— begin —

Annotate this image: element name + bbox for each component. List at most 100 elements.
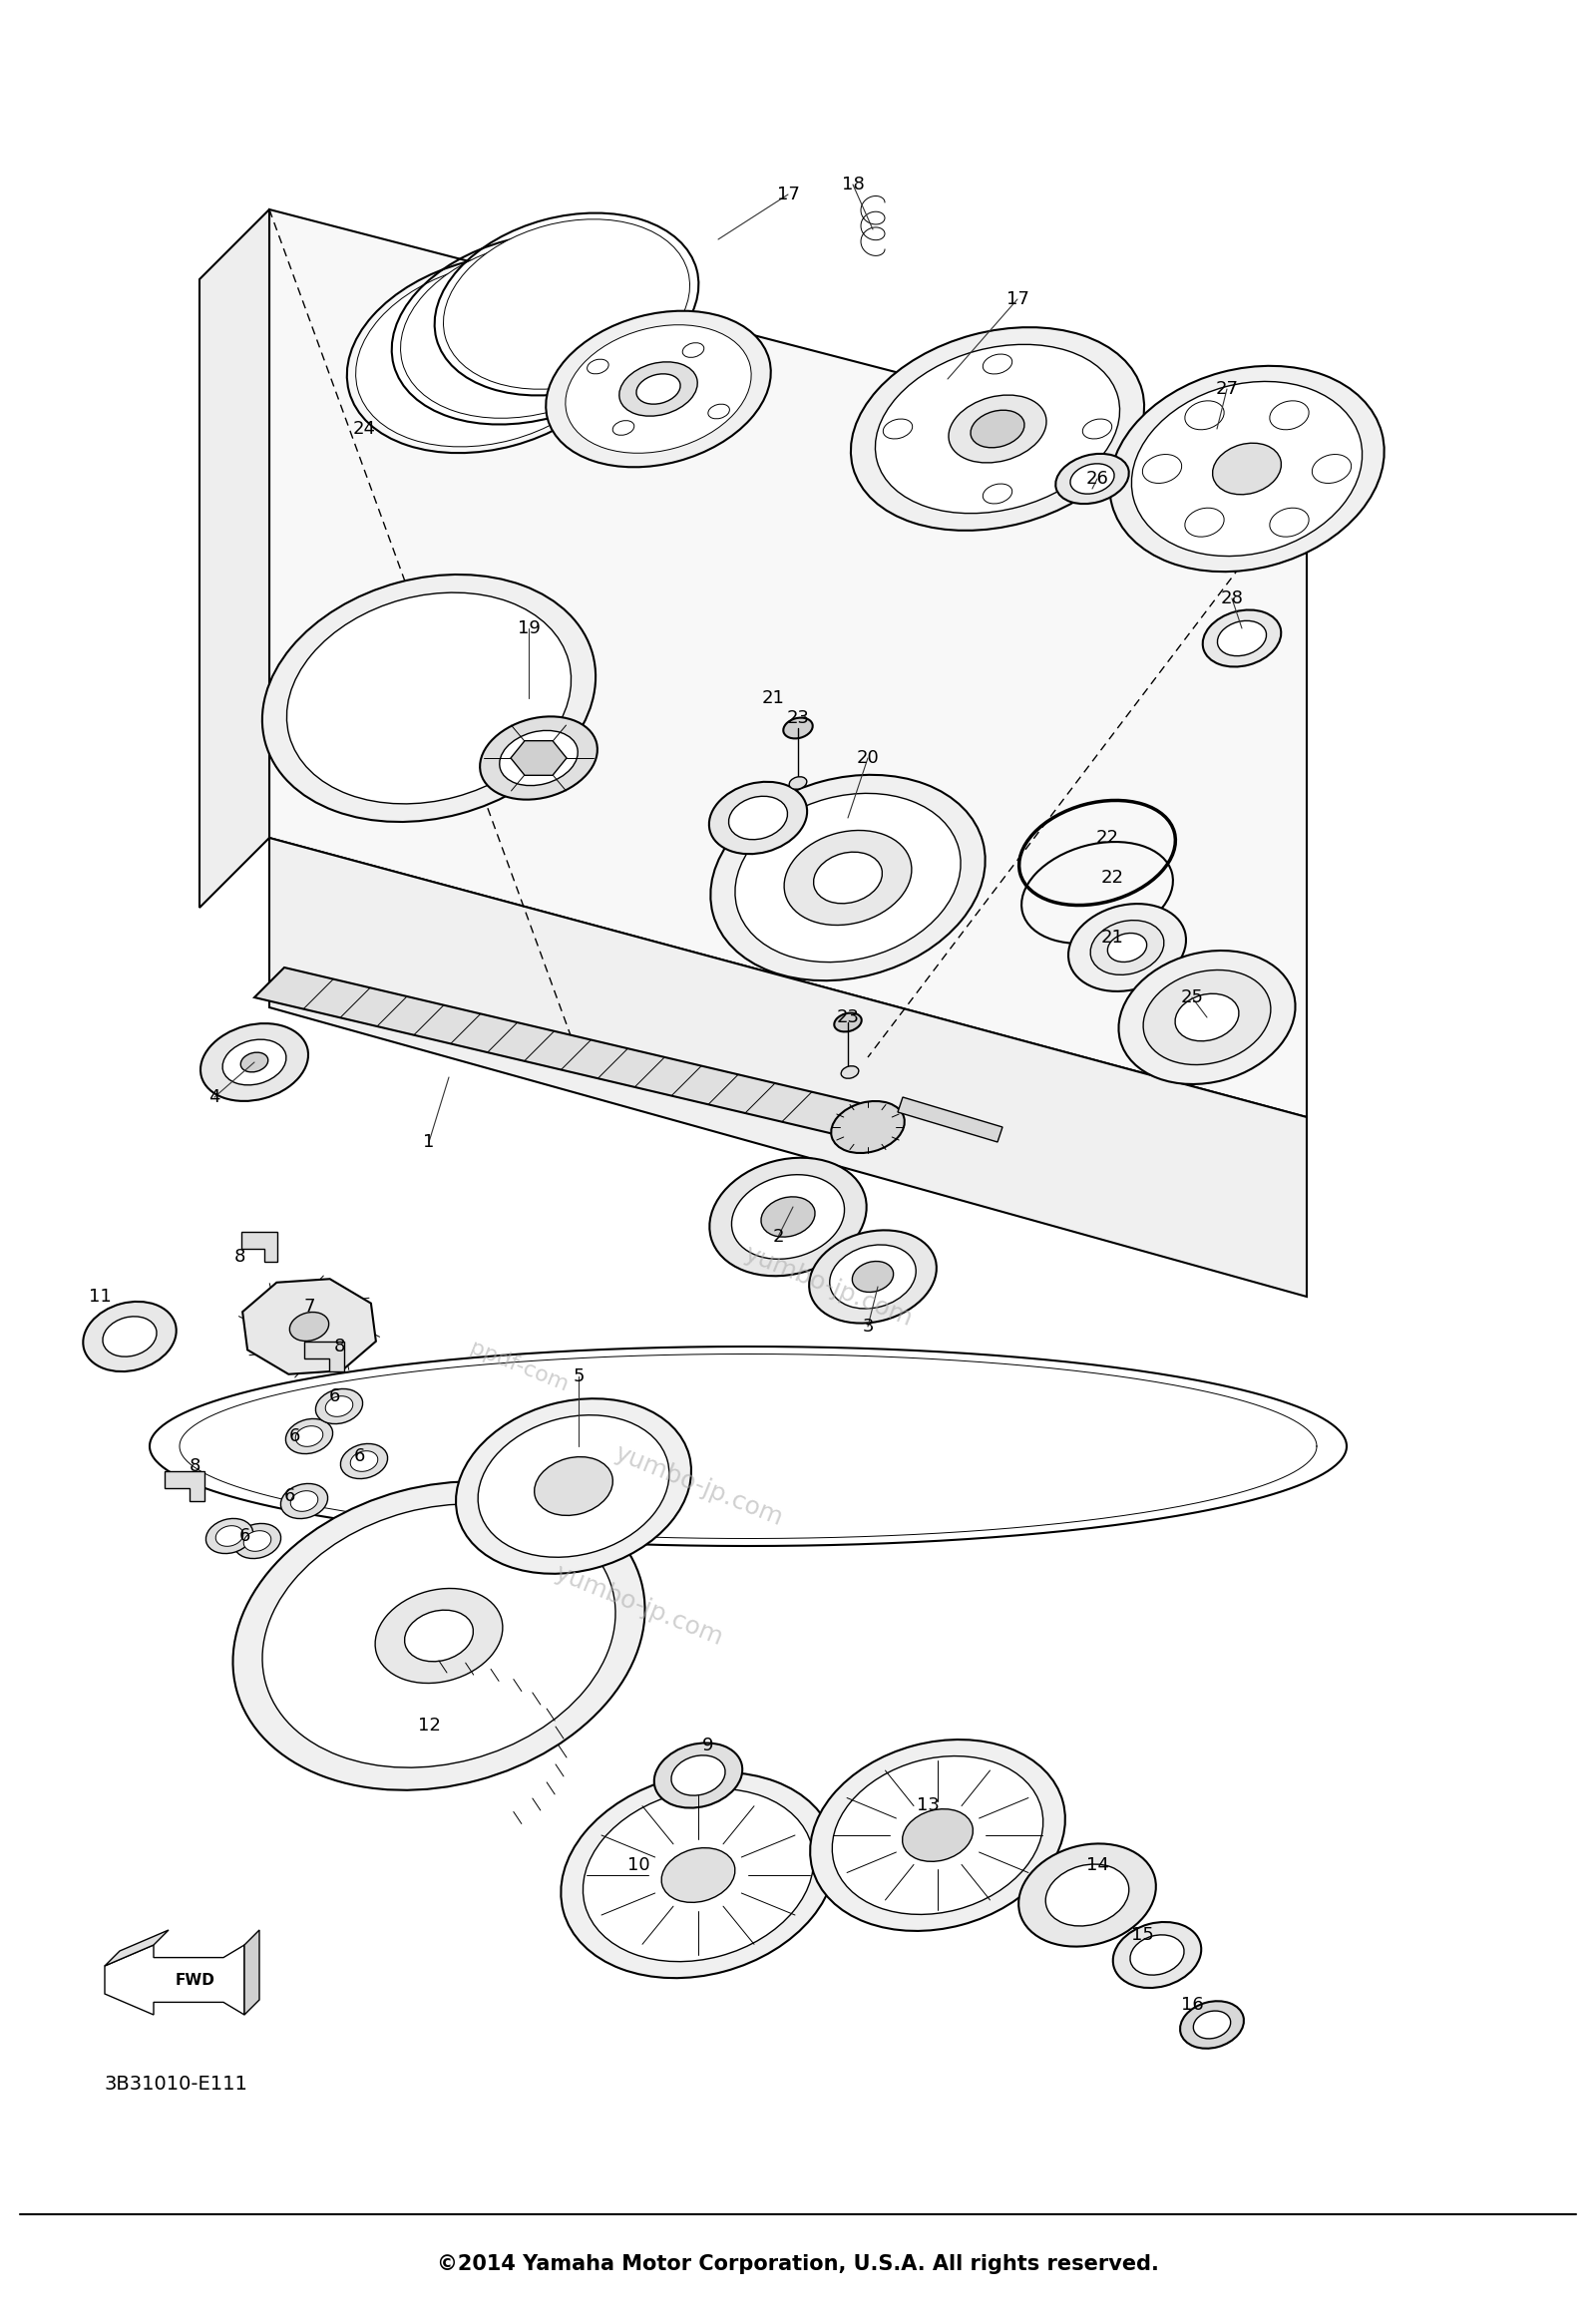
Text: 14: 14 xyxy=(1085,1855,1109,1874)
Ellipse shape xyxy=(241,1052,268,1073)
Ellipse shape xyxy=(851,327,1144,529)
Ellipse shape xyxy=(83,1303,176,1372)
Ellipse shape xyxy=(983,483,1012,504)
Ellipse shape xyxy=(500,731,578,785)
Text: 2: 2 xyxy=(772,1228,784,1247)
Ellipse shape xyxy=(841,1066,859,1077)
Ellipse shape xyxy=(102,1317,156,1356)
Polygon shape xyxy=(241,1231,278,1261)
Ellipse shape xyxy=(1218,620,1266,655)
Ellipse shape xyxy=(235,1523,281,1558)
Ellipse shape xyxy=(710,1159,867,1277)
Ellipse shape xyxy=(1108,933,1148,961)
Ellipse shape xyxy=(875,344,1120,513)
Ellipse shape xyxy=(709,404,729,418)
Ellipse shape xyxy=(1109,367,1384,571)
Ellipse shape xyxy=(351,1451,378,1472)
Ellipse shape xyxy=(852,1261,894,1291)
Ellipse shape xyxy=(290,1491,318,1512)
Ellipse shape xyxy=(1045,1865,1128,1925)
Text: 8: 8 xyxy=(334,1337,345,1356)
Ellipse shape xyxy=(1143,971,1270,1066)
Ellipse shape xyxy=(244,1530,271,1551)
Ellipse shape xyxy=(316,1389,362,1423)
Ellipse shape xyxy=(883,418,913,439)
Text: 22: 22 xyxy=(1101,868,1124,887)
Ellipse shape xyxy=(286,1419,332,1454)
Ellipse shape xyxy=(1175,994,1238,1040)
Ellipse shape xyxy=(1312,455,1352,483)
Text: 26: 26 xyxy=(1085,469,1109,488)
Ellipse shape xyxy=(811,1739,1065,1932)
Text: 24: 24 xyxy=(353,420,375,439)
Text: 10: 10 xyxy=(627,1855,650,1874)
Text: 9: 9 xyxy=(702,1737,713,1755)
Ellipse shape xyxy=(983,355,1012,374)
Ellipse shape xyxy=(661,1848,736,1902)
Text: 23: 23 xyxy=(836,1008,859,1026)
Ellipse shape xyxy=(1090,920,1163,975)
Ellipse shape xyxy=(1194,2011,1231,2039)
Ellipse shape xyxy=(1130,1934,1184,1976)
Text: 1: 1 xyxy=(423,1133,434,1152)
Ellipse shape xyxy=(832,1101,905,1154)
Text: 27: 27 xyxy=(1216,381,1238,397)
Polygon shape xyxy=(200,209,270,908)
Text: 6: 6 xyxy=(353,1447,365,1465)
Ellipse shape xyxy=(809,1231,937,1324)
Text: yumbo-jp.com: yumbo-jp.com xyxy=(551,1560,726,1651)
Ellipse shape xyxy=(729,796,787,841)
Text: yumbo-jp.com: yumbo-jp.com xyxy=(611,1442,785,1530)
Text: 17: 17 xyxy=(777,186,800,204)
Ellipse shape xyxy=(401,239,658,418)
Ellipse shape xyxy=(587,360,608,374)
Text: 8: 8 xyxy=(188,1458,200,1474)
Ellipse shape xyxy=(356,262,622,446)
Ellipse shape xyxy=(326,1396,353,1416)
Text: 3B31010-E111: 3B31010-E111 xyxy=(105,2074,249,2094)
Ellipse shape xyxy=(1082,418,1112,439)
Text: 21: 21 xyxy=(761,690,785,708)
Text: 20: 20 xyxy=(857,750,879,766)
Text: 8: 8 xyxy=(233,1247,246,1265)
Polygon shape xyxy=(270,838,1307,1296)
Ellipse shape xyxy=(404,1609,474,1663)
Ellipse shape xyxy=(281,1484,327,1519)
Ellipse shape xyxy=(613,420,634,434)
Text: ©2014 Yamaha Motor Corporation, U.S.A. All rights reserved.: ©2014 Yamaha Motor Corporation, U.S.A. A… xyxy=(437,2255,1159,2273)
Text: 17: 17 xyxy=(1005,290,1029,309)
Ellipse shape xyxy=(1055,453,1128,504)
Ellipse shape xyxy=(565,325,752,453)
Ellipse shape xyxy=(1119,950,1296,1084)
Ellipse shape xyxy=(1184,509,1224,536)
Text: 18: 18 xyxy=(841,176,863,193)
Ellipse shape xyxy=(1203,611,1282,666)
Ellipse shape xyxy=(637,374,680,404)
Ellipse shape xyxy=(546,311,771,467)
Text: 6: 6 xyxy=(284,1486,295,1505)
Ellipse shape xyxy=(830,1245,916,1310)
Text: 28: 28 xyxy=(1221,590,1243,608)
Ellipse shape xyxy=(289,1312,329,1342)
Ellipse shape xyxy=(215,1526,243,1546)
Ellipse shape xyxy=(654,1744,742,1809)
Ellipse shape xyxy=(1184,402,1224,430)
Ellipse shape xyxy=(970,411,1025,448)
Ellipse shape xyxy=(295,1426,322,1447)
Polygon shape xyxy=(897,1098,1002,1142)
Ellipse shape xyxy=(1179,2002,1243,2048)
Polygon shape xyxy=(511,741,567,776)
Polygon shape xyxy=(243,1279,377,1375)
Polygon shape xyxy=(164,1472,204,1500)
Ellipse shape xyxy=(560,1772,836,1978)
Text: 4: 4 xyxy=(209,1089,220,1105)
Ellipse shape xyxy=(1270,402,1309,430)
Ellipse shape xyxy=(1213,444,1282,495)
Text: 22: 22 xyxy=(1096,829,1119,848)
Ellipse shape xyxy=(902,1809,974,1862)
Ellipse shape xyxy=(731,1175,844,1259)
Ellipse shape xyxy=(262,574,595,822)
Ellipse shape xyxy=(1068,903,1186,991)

— end —

Please count the lines in the items above that contain the string "Polygon", with case taken into account, and reply with only the number.

» Reply to the task
7